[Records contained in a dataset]

□ □ □ □

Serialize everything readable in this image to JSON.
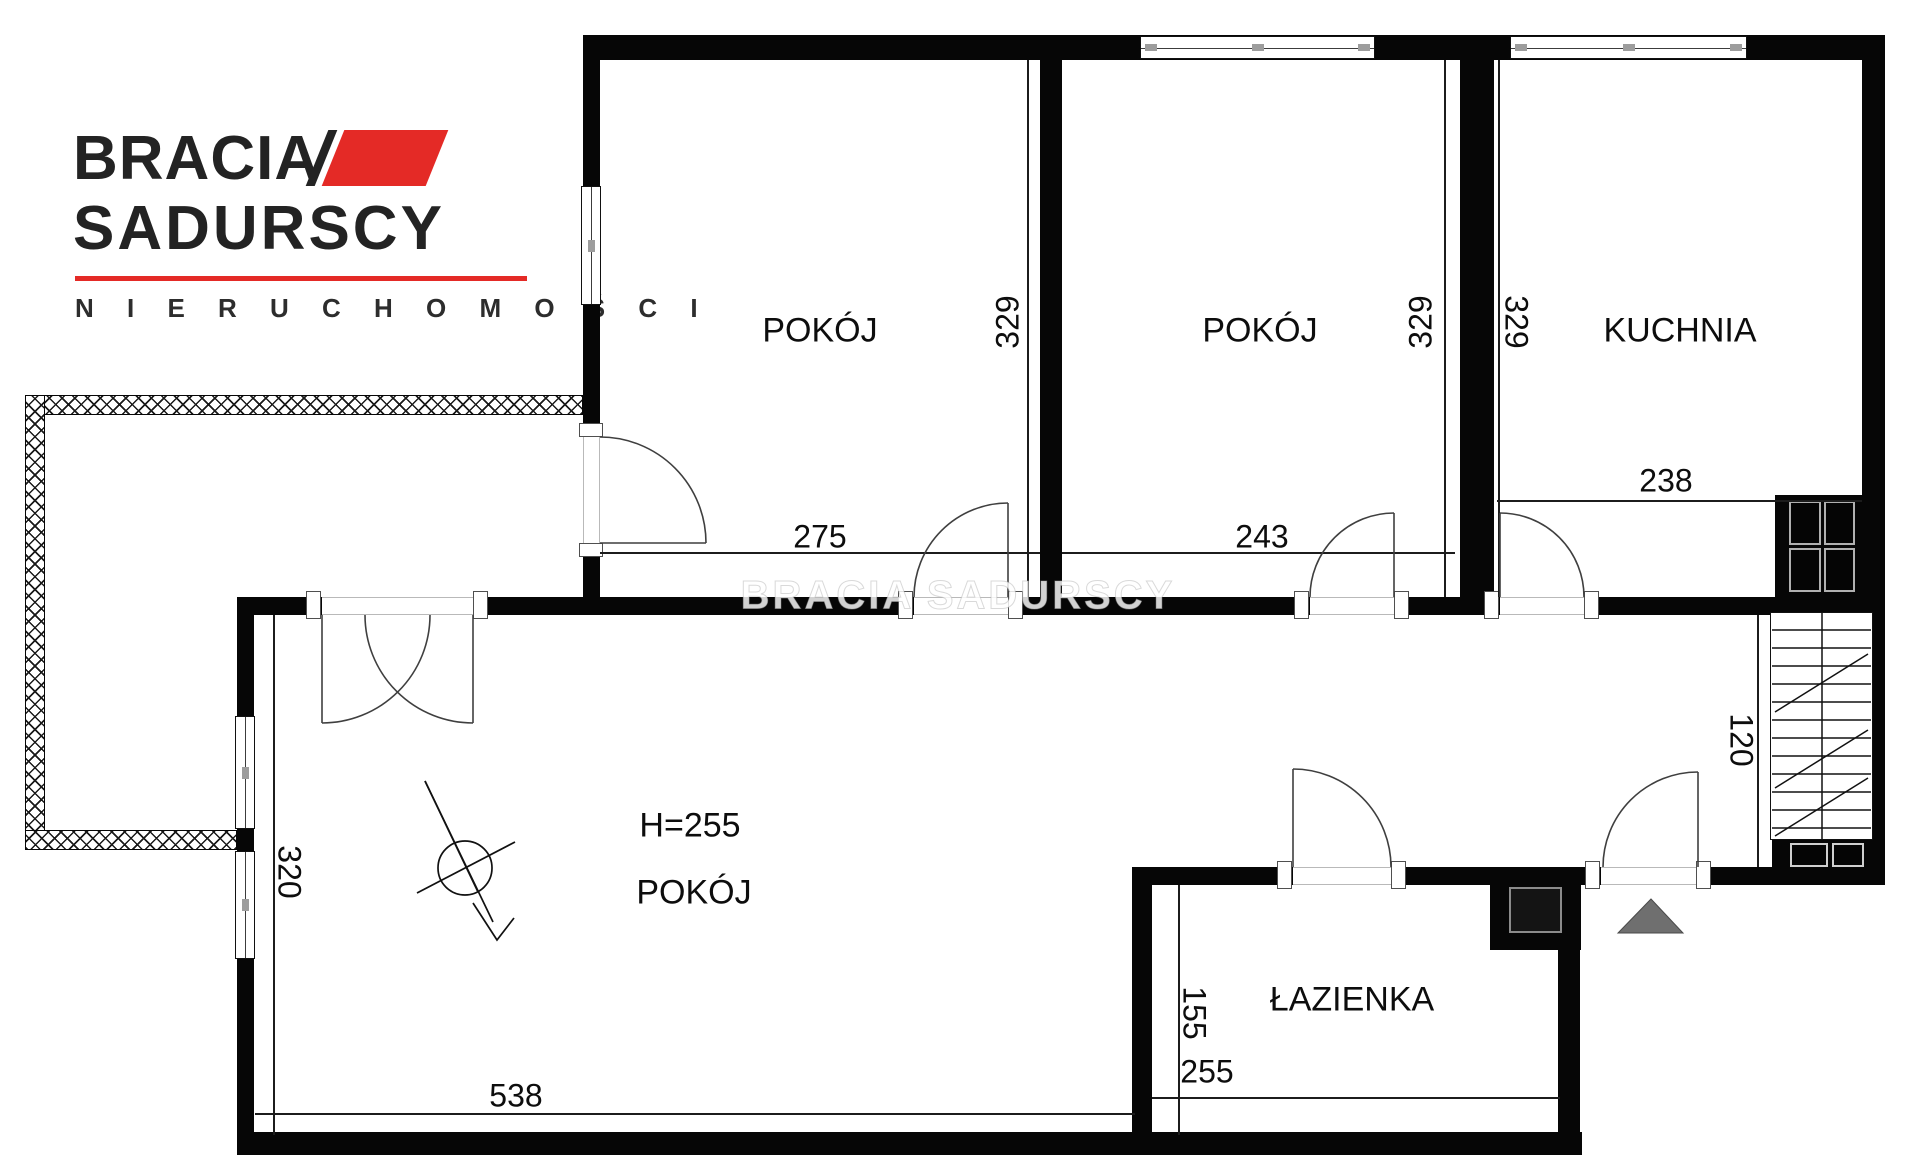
{
  "brand": {
    "line1": "BRACIA",
    "line2": "SADURSCY",
    "tagline": "N I E R U C H O M O Ś C I",
    "accent_color": "#e42a26",
    "text_color": "#232323"
  },
  "watermark": {
    "text": "BRACIA SADURSCY"
  },
  "plan": {
    "wall_color": "#060606",
    "rooms": {
      "room1": {
        "label": "POKÓJ"
      },
      "room2": {
        "label": "POKÓJ"
      },
      "kitchen": {
        "label": "KUCHNIA"
      },
      "living": {
        "label": "POKÓJ",
        "height_note": "H=255"
      },
      "bathroom": {
        "label": "ŁAZIENKA"
      }
    },
    "dimensions": {
      "room1_width": "275",
      "room1_depth": "329",
      "room2_width": "243",
      "room2_depth": "329",
      "kitchen_width": "238",
      "kitchen_depth": "329",
      "living_width": "538",
      "living_depth": "320",
      "bathroom_width": "255",
      "bathroom_depth": "155",
      "hall_width": "120"
    },
    "symbols": {
      "north_arrow": "compass-north-arrow",
      "entrance_marker": "entrance-triangle",
      "stairs": "staircase",
      "balcony_rail": "cross-hatched-railing"
    }
  }
}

□ □ □ □

__Given instruction__
Each line of the material must be retyped exactly, except that images are omitted.

__Solution__
Serialize everything readable in this image to JSON.
{
  "brand": {
    "line1": "BRACIA",
    "line2": "SADURSCY",
    "tagline": "N I E R U C H O M O Ś C I",
    "accent_color": "#e42a26",
    "text_color": "#232323"
  },
  "watermark": {
    "text": "BRACIA SADURSCY"
  },
  "plan": {
    "wall_color": "#060606",
    "rooms": {
      "room1": {
        "label": "POKÓJ"
      },
      "room2": {
        "label": "POKÓJ"
      },
      "kitchen": {
        "label": "KUCHNIA"
      },
      "living": {
        "label": "POKÓJ",
        "height_note": "H=255"
      },
      "bathroom": {
        "label": "ŁAZIENKA"
      }
    },
    "dimensions": {
      "room1_width": "275",
      "room1_depth": "329",
      "room2_width": "243",
      "room2_depth": "329",
      "kitchen_width": "238",
      "kitchen_depth": "329",
      "living_width": "538",
      "living_depth": "320",
      "bathroom_width": "255",
      "bathroom_depth": "155",
      "hall_width": "120"
    },
    "symbols": {
      "north_arrow": "compass-north-arrow",
      "entrance_marker": "entrance-triangle",
      "stairs": "staircase",
      "balcony_rail": "cross-hatched-railing"
    }
  }
}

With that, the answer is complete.